#### TASK TO COMPLETE:
Repeat every entry in the listing below, exactly.

#### DATASET CONTENT:
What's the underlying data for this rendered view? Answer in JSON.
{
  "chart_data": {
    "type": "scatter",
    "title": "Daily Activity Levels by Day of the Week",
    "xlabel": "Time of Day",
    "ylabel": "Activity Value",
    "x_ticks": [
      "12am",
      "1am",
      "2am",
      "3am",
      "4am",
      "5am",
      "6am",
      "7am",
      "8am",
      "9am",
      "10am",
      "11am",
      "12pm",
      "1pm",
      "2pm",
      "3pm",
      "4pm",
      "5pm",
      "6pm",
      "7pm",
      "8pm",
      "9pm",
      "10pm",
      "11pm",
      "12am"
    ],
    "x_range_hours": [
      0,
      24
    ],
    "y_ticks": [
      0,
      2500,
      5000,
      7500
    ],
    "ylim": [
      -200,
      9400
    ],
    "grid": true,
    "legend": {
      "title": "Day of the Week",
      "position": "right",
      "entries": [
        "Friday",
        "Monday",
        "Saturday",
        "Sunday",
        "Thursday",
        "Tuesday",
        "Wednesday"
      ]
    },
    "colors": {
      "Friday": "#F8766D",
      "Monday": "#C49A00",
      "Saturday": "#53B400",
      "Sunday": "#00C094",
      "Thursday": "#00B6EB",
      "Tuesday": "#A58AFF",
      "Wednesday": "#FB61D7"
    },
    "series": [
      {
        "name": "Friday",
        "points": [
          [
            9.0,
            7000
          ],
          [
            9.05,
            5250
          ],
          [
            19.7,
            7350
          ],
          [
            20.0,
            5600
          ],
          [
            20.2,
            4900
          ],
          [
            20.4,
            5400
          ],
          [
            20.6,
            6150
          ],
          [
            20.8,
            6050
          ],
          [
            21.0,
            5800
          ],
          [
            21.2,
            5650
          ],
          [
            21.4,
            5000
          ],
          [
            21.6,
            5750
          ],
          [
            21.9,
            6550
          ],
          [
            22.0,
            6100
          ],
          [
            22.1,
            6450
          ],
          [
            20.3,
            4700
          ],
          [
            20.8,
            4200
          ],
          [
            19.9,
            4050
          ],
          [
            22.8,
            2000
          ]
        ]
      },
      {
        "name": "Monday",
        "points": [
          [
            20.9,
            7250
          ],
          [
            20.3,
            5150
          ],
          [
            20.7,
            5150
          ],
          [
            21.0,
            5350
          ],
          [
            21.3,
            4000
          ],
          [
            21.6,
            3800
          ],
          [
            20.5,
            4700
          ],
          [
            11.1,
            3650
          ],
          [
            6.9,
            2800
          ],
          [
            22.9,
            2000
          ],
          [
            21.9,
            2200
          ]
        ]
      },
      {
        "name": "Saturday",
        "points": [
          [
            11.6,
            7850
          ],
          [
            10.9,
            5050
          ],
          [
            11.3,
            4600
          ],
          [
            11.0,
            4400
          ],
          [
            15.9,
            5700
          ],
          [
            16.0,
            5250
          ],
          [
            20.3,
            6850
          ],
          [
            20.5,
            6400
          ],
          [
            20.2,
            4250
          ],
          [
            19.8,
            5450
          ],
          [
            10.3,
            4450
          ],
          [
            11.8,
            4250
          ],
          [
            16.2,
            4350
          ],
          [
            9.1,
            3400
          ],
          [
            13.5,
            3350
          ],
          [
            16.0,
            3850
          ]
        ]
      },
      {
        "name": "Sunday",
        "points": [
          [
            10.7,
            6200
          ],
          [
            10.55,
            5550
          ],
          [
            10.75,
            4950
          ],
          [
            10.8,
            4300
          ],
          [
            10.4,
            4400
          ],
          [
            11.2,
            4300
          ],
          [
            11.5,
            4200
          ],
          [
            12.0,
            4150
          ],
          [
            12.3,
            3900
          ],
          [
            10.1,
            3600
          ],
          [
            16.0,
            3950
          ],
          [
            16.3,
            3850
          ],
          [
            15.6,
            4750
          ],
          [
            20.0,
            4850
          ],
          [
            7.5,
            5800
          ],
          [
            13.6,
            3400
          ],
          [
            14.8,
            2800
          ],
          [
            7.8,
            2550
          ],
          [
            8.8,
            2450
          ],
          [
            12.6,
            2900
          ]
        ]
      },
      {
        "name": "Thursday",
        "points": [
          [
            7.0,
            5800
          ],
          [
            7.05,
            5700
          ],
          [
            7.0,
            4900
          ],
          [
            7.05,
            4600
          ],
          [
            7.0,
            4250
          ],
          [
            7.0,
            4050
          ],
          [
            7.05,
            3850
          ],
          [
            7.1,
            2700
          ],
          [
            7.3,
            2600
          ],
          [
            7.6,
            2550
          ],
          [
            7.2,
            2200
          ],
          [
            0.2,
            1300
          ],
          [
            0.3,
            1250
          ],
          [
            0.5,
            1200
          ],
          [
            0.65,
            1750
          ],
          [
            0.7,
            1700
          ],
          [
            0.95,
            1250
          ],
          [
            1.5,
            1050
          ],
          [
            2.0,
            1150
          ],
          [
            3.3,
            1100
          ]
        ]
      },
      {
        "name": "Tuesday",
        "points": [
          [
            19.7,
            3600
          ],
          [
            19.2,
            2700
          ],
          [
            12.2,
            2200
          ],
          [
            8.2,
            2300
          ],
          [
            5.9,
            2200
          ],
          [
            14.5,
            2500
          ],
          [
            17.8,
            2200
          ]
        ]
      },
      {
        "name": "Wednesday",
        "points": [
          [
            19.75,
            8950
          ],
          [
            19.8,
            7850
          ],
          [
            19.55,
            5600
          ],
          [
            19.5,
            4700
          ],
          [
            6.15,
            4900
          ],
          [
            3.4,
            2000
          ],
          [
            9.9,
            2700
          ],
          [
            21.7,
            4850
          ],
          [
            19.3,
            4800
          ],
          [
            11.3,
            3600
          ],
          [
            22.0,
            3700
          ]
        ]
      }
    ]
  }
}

#### SOLUTION TO THE PROBLEM:
What's the underlying data for this rendered view? Answer in JSON.
{
  "chart_data": {
    "type": "scatter",
    "title": "Daily Activity Levels by Day of the Week",
    "xlabel": "Time of Day",
    "ylabel": "Activity Value",
    "x_ticks": [
      "12am",
      "1am",
      "2am",
      "3am",
      "4am",
      "5am",
      "6am",
      "7am",
      "8am",
      "9am",
      "10am",
      "11am",
      "12pm",
      "1pm",
      "2pm",
      "3pm",
      "4pm",
      "5pm",
      "6pm",
      "7pm",
      "8pm",
      "9pm",
      "10pm",
      "11pm",
      "12am"
    ],
    "x_range_hours": [
      0,
      24
    ],
    "y_ticks": [
      0,
      2500,
      5000,
      7500
    ],
    "ylim": [
      -200,
      9400
    ],
    "grid": true,
    "legend": {
      "title": "Day of the Week",
      "position": "right",
      "entries": [
        "Friday",
        "Monday",
        "Saturday",
        "Sunday",
        "Thursday",
        "Tuesday",
        "Wednesday"
      ]
    },
    "colors": {
      "Friday": "#F8766D",
      "Monday": "#C49A00",
      "Saturday": "#53B400",
      "Sunday": "#00C094",
      "Thursday": "#00B6EB",
      "Tuesday": "#A58AFF",
      "Wednesday": "#FB61D7"
    },
    "series": [
      {
        "name": "Friday",
        "points": [
          [
            9.0,
            7000
          ],
          [
            9.05,
            5250
          ],
          [
            19.7,
            7350
          ],
          [
            20.0,
            5600
          ],
          [
            20.2,
            4900
          ],
          [
            20.4,
            5400
          ],
          [
            20.6,
            6150
          ],
          [
            20.8,
            6050
          ],
          [
            21.0,
            5800
          ],
          [
            21.2,
            5650
          ],
          [
            21.4,
            5000
          ],
          [
            21.6,
            5750
          ],
          [
            21.9,
            6550
          ],
          [
            22.0,
            6100
          ],
          [
            22.1,
            6450
          ],
          [
            20.3,
            4700
          ],
          [
            20.8,
            4200
          ],
          [
            19.9,
            4050
          ],
          [
            22.8,
            2000
          ]
        ]
      },
      {
        "name": "Monday",
        "points": [
          [
            20.9,
            7250
          ],
          [
            20.3,
            5150
          ],
          [
            20.7,
            5150
          ],
          [
            21.0,
            5350
          ],
          [
            21.3,
            4000
          ],
          [
            21.6,
            3800
          ],
          [
            20.5,
            4700
          ],
          [
            11.1,
            3650
          ],
          [
            6.9,
            2800
          ],
          [
            22.9,
            2000
          ],
          [
            21.9,
            2200
          ]
        ]
      },
      {
        "name": "Saturday",
        "points": [
          [
            11.6,
            7850
          ],
          [
            10.9,
            5050
          ],
          [
            11.3,
            4600
          ],
          [
            11.0,
            4400
          ],
          [
            15.9,
            5700
          ],
          [
            16.0,
            5250
          ],
          [
            20.3,
            6850
          ],
          [
            20.5,
            6400
          ],
          [
            20.2,
            4250
          ],
          [
            19.8,
            5450
          ],
          [
            10.3,
            4450
          ],
          [
            11.8,
            4250
          ],
          [
            16.2,
            4350
          ],
          [
            9.1,
            3400
          ],
          [
            13.5,
            3350
          ],
          [
            16.0,
            3850
          ]
        ]
      },
      {
        "name": "Sunday",
        "points": [
          [
            10.7,
            6200
          ],
          [
            10.55,
            5550
          ],
          [
            10.75,
            4950
          ],
          [
            10.8,
            4300
          ],
          [
            10.4,
            4400
          ],
          [
            11.2,
            4300
          ],
          [
            11.5,
            4200
          ],
          [
            12.0,
            4150
          ],
          [
            12.3,
            3900
          ],
          [
            10.1,
            3600
          ],
          [
            16.0,
            3950
          ],
          [
            16.3,
            3850
          ],
          [
            15.6,
            4750
          ],
          [
            20.0,
            4850
          ],
          [
            7.5,
            5800
          ],
          [
            13.6,
            3400
          ],
          [
            14.8,
            2800
          ],
          [
            7.8,
            2550
          ],
          [
            8.8,
            2450
          ],
          [
            12.6,
            2900
          ]
        ]
      },
      {
        "name": "Thursday",
        "points": [
          [
            7.0,
            5800
          ],
          [
            7.05,
            5700
          ],
          [
            7.0,
            4900
          ],
          [
            7.05,
            4600
          ],
          [
            7.0,
            4250
          ],
          [
            7.0,
            4050
          ],
          [
            7.05,
            3850
          ],
          [
            7.1,
            2700
          ],
          [
            7.3,
            2600
          ],
          [
            7.6,
            2550
          ],
          [
            7.2,
            2200
          ],
          [
            0.2,
            1300
          ],
          [
            0.3,
            1250
          ],
          [
            0.5,
            1200
          ],
          [
            0.65,
            1750
          ],
          [
            0.7,
            1700
          ],
          [
            0.95,
            1250
          ],
          [
            1.5,
            1050
          ],
          [
            2.0,
            1150
          ],
          [
            3.3,
            1100
          ]
        ]
      },
      {
        "name": "Tuesday",
        "points": [
          [
            19.7,
            3600
          ],
          [
            19.2,
            2700
          ],
          [
            12.2,
            2200
          ],
          [
            8.2,
            2300
          ],
          [
            5.9,
            2200
          ],
          [
            14.5,
            2500
          ],
          [
            17.8,
            2200
          ]
        ]
      },
      {
        "name": "Wednesday",
        "points": [
          [
            19.75,
            8950
          ],
          [
            19.8,
            7850
          ],
          [
            19.55,
            5600
          ],
          [
            19.5,
            4700
          ],
          [
            6.15,
            4900
          ],
          [
            3.4,
            2000
          ],
          [
            9.9,
            2700
          ],
          [
            21.7,
            4850
          ],
          [
            19.3,
            4800
          ],
          [
            11.3,
            3600
          ],
          [
            22.0,
            3700
          ]
        ]
      }
    ]
  }
}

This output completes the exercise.